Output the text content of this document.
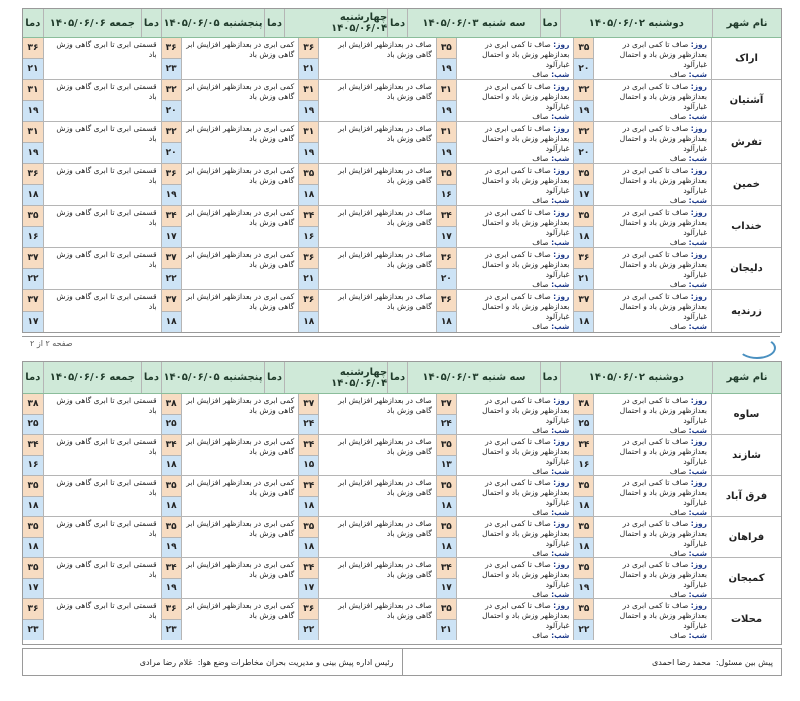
نام شهر
دوشنبه ۱۴۰۵/۰۶/۰۲
دما
سه شنبه ۱۴۰۵/۰۶/۰۳
دما
چهارشنبه ۱۴۰۵/۰۶/۰۴
دما
پنجشنبه ۱۴۰۵/۰۶/۰۵
دما
جمعه ۱۴۰۵/۰۶/۰۶
دما
اراک
روز: صاف تا کمی ابری در بعدازظهر وزش باد و احتمال غبارآلود
شب: صاف
۳۵
۲۰
روز: صاف تا کمی ابری در بعدازظهر وزش باد و احتمال غبارآلود
شب: صاف
۳۵
۱۹
صاف در بعدازظهر افزایش ابر گاهی وزش باد
۳۶
۲۱
کمی ابری در بعدازظهر افزایش ابر گاهی وزش باد
۳۶
۲۳
قسمتی ابری تا ابری گاهی وزش باد
۳۶
۲۱
آشتیان
روز: صاف تا کمی ابری در بعدازظهر وزش باد و احتمال غبارآلود
شب: صاف
۳۲
۱۹
روز: صاف تا کمی ابری در بعدازظهر وزش باد و احتمال غبارآلود
شب: صاف
۳۱
۱۹
صاف در بعدازظهر افزایش ابر گاهی وزش باد
۳۱
۱۹
کمی ابری در بعدازظهر افزایش ابر گاهی وزش باد
۳۲
۲۰
قسمتی ابری تا ابری گاهی وزش باد
۳۱
۱۹
تفرش
روز: صاف تا کمی ابری در بعدازظهر وزش باد و احتمال غبارآلود
شب: صاف
۳۲
۲۰
روز: صاف تا کمی ابری در بعدازظهر وزش باد و احتمال غبارآلود
شب: صاف
۳۱
۱۹
صاف در بعدازظهر افزایش ابر گاهی وزش باد
۳۱
۱۹
کمی ابری در بعدازظهر افزایش ابر گاهی وزش باد
۳۲
۲۰
قسمتی ابری تا ابری گاهی وزش باد
۳۱
۱۹
خمین
روز: صاف تا کمی ابری در بعدازظهر وزش باد و احتمال غبارآلود
شب: صاف
۳۵
۱۷
روز: صاف تا کمی ابری در بعدازظهر وزش باد و احتمال غبارآلود
شب: صاف
۳۵
۱۶
صاف در بعدازظهر افزایش ابر گاهی وزش باد
۳۵
۱۸
کمی ابری در بعدازظهر افزایش ابر گاهی وزش باد
۳۶
۱۹
قسمتی ابری تا ابری گاهی وزش باد
۳۶
۱۸
خنداب
روز: صاف تا کمی ابری در بعدازظهر وزش باد و احتمال غبارآلود
شب: صاف
۳۵
۱۸
روز: صاف تا کمی ابری در بعدازظهر وزش باد و احتمال غبارآلود
شب: صاف
۳۴
۱۷
صاف در بعدازظهر افزایش ابر گاهی وزش باد
۳۴
۱۶
کمی ابری در بعدازظهر افزایش ابر گاهی وزش باد
۳۴
۱۷
قسمتی ابری تا ابری گاهی وزش باد
۳۵
۱۶
دلیجان
روز: صاف تا کمی ابری در بعدازظهر وزش باد و احتمال غبارآلود
شب: صاف
۳۶
۲۱
روز: صاف تا کمی ابری در بعدازظهر وزش باد و احتمال غبارآلود
شب: صاف
۳۶
۲۰
صاف در بعدازظهر افزایش ابر گاهی وزش باد
۳۶
۲۱
کمی ابری در بعدازظهر افزایش ابر گاهی وزش باد
۳۷
۲۲
قسمتی ابری تا ابری گاهی وزش باد
۳۷
۲۲
زرندیه
روز: صاف تا کمی ابری در بعدازظهر وزش باد و احتمال غبارآلود
شب: صاف
۳۷
۱۸
روز: صاف تا کمی ابری در بعدازظهر وزش باد و احتمال غبارآلود
شب: صاف
۳۶
۱۸
صاف در بعدازظهر افزایش ابر گاهی وزش باد
۳۶
۱۸
کمی ابری در بعدازظهر افزایش ابر گاهی وزش باد
۳۷
۱۸
قسمتی ابری تا ابری گاهی وزش باد
۳۷
۱۷
صفحه ۲ از ۲
نام شهر
دوشنبه ۱۴۰۵/۰۶/۰۲
دما
سه شنبه ۱۴۰۵/۰۶/۰۳
دما
چهارشنبه ۱۴۰۵/۰۶/۰۴
دما
پنجشنبه ۱۴۰۵/۰۶/۰۵
دما
جمعه ۱۴۰۵/۰۶/۰۶
دما
ساوه
روز: صاف تا کمی ابری در بعدازظهر وزش باد و احتمال غبارآلود
شب: صاف
۳۸
۲۵
روز: صاف تا کمی ابری در بعدازظهر وزش باد و احتمال غبارآلود
شب: صاف
۳۷
۲۴
صاف در بعدازظهر افزایش ابر گاهی وزش باد
۳۷
۲۴
کمی ابری در بعدازظهر افزایش ابر گاهی وزش باد
۳۸
۲۵
قسمتی ابری تا ابری گاهی وزش باد
۳۸
۲۵
شازند
روز: صاف تا کمی ابری در بعدازظهر وزش باد و احتمال غبارآلود
شب: صاف
۳۴
۱۶
روز: صاف تا کمی ابری در بعدازظهر وزش باد و احتمال غبارآلود
شب: صاف
۳۵
۱۳
صاف در بعدازظهر افزایش ابر گاهی وزش باد
۳۴
۱۵
کمی ابری در بعدازظهر افزایش ابر گاهی وزش باد
۳۴
۱۸
قسمتی ابری تا ابری گاهی وزش باد
۳۴
۱۶
فرق آباد
روز: صاف تا کمی ابری در بعدازظهر وزش باد و احتمال غبارآلود
شب: صاف
۳۵
۱۸
روز: صاف تا کمی ابری در بعدازظهر وزش باد و احتمال غبارآلود
شب: صاف
۳۵
۱۸
صاف در بعدازظهر افزایش ابر گاهی وزش باد
۳۴
۱۸
کمی ابری در بعدازظهر افزایش ابر گاهی وزش باد
۳۵
۱۸
قسمتی ابری تا ابری گاهی وزش باد
۳۵
۱۸
فراهان
روز: صاف تا کمی ابری در بعدازظهر وزش باد و احتمال غبارآلود
شب: صاف
۳۵
۱۸
روز: صاف تا کمی ابری در بعدازظهر وزش باد و احتمال غبارآلود
شب: صاف
۳۵
۱۸
صاف در بعدازظهر افزایش ابر گاهی وزش باد
۳۵
۱۸
کمی ابری در بعدازظهر افزایش ابر گاهی وزش باد
۳۵
۱۹
قسمتی ابری تا ابری گاهی وزش باد
۳۵
۱۸
کمیجان
روز: صاف تا کمی ابری در بعدازظهر وزش باد و احتمال غبارآلود
شب: صاف
۳۵
۱۹
روز: صاف تا کمی ابری در بعدازظهر وزش باد و احتمال غبارآلود
شب: صاف
۳۴
۱۷
صاف در بعدازظهر افزایش ابر گاهی وزش باد
۳۴
۱۷
کمی ابری در بعدازظهر افزایش ابر گاهی وزش باد
۳۴
۱۹
قسمتی ابری تا ابری گاهی وزش باد
۳۵
۱۷
محلات
روز: صاف تا کمی ابری در بعدازظهر وزش باد و احتمال غبارآلود
شب: صاف
۳۵
۲۲
روز: صاف تا کمی ابری در بعدازظهر وزش باد و احتمال غبارآلود
شب: صاف
۳۵
۲۱
صاف در بعدازظهر افزایش ابر گاهی وزش باد
۳۶
۲۲
کمی ابری در بعدازظهر افزایش ابر گاهی وزش باد
۳۶
۲۳
قسمتی ابری تا ابری گاهی وزش باد
۳۶
۲۳
پیش بین مسئول:

محمد رضا احمدی
رئیس اداره پیش بینی و مدیریت بحران مخاطرات وضع هوا:

غلام رضا مرادی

+ + + + +

Write out each line of the data exactly; the images should be left out.

**Completed exercise:**
Output the text content of this document.
نام شهر
دوشنبه ۱۴۰۵/۰۶/۰۲
دما
سه شنبه ۱۴۰۵/۰۶/۰۳
دما
چهارشنبه ۱۴۰۵/۰۶/۰۴
دما
پنجشنبه ۱۴۰۵/۰۶/۰۵
دما
جمعه ۱۴۰۵/۰۶/۰۶
دما
اراک
روز: صاف تا کمی ابری در بعدازظهر وزش باد و احتمال غبارآلود
شب: صاف
۳۵
۲۰
روز: صاف تا کمی ابری در بعدازظهر وزش باد و احتمال غبارآلود
شب: صاف
۳۵
۱۹
صاف در بعدازظهر افزایش ابر گاهی وزش باد
۳۶
۲۱
کمی ابری در بعدازظهر افزایش ابر گاهی وزش باد
۳۶
۲۳
قسمتی ابری تا ابری گاهی وزش باد
۳۶
۲۱
آشتیان
روز: صاف تا کمی ابری در بعدازظهر وزش باد و احتمال غبارآلود
شب: صاف
۳۲
۱۹
روز: صاف تا کمی ابری در بعدازظهر وزش باد و احتمال غبارآلود
شب: صاف
۳۱
۱۹
صاف در بعدازظهر افزایش ابر گاهی وزش باد
۳۱
۱۹
کمی ابری در بعدازظهر افزایش ابر گاهی وزش باد
۳۲
۲۰
قسمتی ابری تا ابری گاهی وزش باد
۳۱
۱۹
تفرش
روز: صاف تا کمی ابری در بعدازظهر وزش باد و احتمال غبارآلود
شب: صاف
۳۲
۲۰
روز: صاف تا کمی ابری در بعدازظهر وزش باد و احتمال غبارآلود
شب: صاف
۳۱
۱۹
صاف در بعدازظهر افزایش ابر گاهی وزش باد
۳۱
۱۹
کمی ابری در بعدازظهر افزایش ابر گاهی وزش باد
۳۲
۲۰
قسمتی ابری تا ابری گاهی وزش باد
۳۱
۱۹
خمین
روز: صاف تا کمی ابری در بعدازظهر وزش باد و احتمال غبارآلود
شب: صاف
۳۵
۱۷
روز: صاف تا کمی ابری در بعدازظهر وزش باد و احتمال غبارآلود
شب: صاف
۳۵
۱۶
صاف در بعدازظهر افزایش ابر گاهی وزش باد
۳۵
۱۸
کمی ابری در بعدازظهر افزایش ابر گاهی وزش باد
۳۶
۱۹
قسمتی ابری تا ابری گاهی وزش باد
۳۶
۱۸
خنداب
روز: صاف تا کمی ابری در بعدازظهر وزش باد و احتمال غبارآلود
شب: صاف
۳۵
۱۸
روز: صاف تا کمی ابری در بعدازظهر وزش باد و احتمال غبارآلود
شب: صاف
۳۴
۱۷
صاف در بعدازظهر افزایش ابر گاهی وزش باد
۳۴
۱۶
کمی ابری در بعدازظهر افزایش ابر گاهی وزش باد
۳۴
۱۷
قسمتی ابری تا ابری گاهی وزش باد
۳۵
۱۶
دلیجان
روز: صاف تا کمی ابری در بعدازظهر وزش باد و احتمال غبارآلود
شب: صاف
۳۶
۲۱
روز: صاف تا کمی ابری در بعدازظهر وزش باد و احتمال غبارآلود
شب: صاف
۳۶
۲۰
صاف در بعدازظهر افزایش ابر گاهی وزش باد
۳۶
۲۱
کمی ابری در بعدازظهر افزایش ابر گاهی وزش باد
۳۷
۲۲
قسمتی ابری تا ابری گاهی وزش باد
۳۷
۲۲
زرندیه
روز: صاف تا کمی ابری در بعدازظهر وزش باد و احتمال غبارآلود
شب: صاف
۳۷
۱۸
روز: صاف تا کمی ابری در بعدازظهر وزش باد و احتمال غبارآلود
شب: صاف
۳۶
۱۸
صاف در بعدازظهر افزایش ابر گاهی وزش باد
۳۶
۱۸
کمی ابری در بعدازظهر افزایش ابر گاهی وزش باد
۳۷
۱۸
قسمتی ابری تا ابری گاهی وزش باد
۳۷
۱۷
صفحه ۲ از ۲
نام شهر
دوشنبه ۱۴۰۵/۰۶/۰۲
دما
سه شنبه ۱۴۰۵/۰۶/۰۳
دما
چهارشنبه ۱۴۰۵/۰۶/۰۴
دما
پنجشنبه ۱۴۰۵/۰۶/۰۵
دما
جمعه ۱۴۰۵/۰۶/۰۶
دما
ساوه
روز: صاف تا کمی ابری در بعدازظهر وزش باد و احتمال غبارآلود
شب: صاف
۳۸
۲۵
روز: صاف تا کمی ابری در بعدازظهر وزش باد و احتمال غبارآلود
شب: صاف
۳۷
۲۴
صاف در بعدازظهر افزایش ابر گاهی وزش باد
۳۷
۲۴
کمی ابری در بعدازظهر افزایش ابر گاهی وزش باد
۳۸
۲۵
قسمتی ابری تا ابری گاهی وزش باد
۳۸
۲۵
شازند
روز: صاف تا کمی ابری در بعدازظهر وزش باد و احتمال غبارآلود
شب: صاف
۳۴
۱۶
روز: صاف تا کمی ابری در بعدازظهر وزش باد و احتمال غبارآلود
شب: صاف
۳۵
۱۳
صاف در بعدازظهر افزایش ابر گاهی وزش باد
۳۴
۱۵
کمی ابری در بعدازظهر افزایش ابر گاهی وزش باد
۳۴
۱۸
قسمتی ابری تا ابری گاهی وزش باد
۳۴
۱۶
فرق آباد
روز: صاف تا کمی ابری در بعدازظهر وزش باد و احتمال غبارآلود
شب: صاف
۳۵
۱۸
روز: صاف تا کمی ابری در بعدازظهر وزش باد و احتمال غبارآلود
شب: صاف
۳۵
۱۸
صاف در بعدازظهر افزایش ابر گاهی وزش باد
۳۴
۱۸
کمی ابری در بعدازظهر افزایش ابر گاهی وزش باد
۳۵
۱۸
قسمتی ابری تا ابری گاهی وزش باد
۳۵
۱۸
فراهان
روز: صاف تا کمی ابری در بعدازظهر وزش باد و احتمال غبارآلود
شب: صاف
۳۵
۱۸
روز: صاف تا کمی ابری در بعدازظهر وزش باد و احتمال غبارآلود
شب: صاف
۳۵
۱۸
صاف در بعدازظهر افزایش ابر گاهی وزش باد
۳۵
۱۸
کمی ابری در بعدازظهر افزایش ابر گاهی وزش باد
۳۵
۱۹
قسمتی ابری تا ابری گاهی وزش باد
۳۵
۱۸
کمیجان
روز: صاف تا کمی ابری در بعدازظهر وزش باد و احتمال غبارآلود
شب: صاف
۳۵
۱۹
روز: صاف تا کمی ابری در بعدازظهر وزش باد و احتمال غبارآلود
شب: صاف
۳۴
۱۷
صاف در بعدازظهر افزایش ابر گاهی وزش باد
۳۴
۱۷
کمی ابری در بعدازظهر افزایش ابر گاهی وزش باد
۳۴
۱۹
قسمتی ابری تا ابری گاهی وزش باد
۳۵
۱۷
محلات
روز: صاف تا کمی ابری در بعدازظهر وزش باد و احتمال غبارآلود
شب: صاف
۳۵
۲۲
روز: صاف تا کمی ابری در بعدازظهر وزش باد و احتمال غبارآلود
شب: صاف
۳۵
۲۱
صاف در بعدازظهر افزایش ابر گاهی وزش باد
۳۶
۲۲
کمی ابری در بعدازظهر افزایش ابر گاهی وزش باد
۳۶
۲۳
قسمتی ابری تا ابری گاهی وزش باد
۳۶
۲۳
پیش بین مسئول:

محمد رضا احمدی
رئیس اداره پیش بینی و مدیریت بحران مخاطرات وضع هوا:

غلام رضا مرادی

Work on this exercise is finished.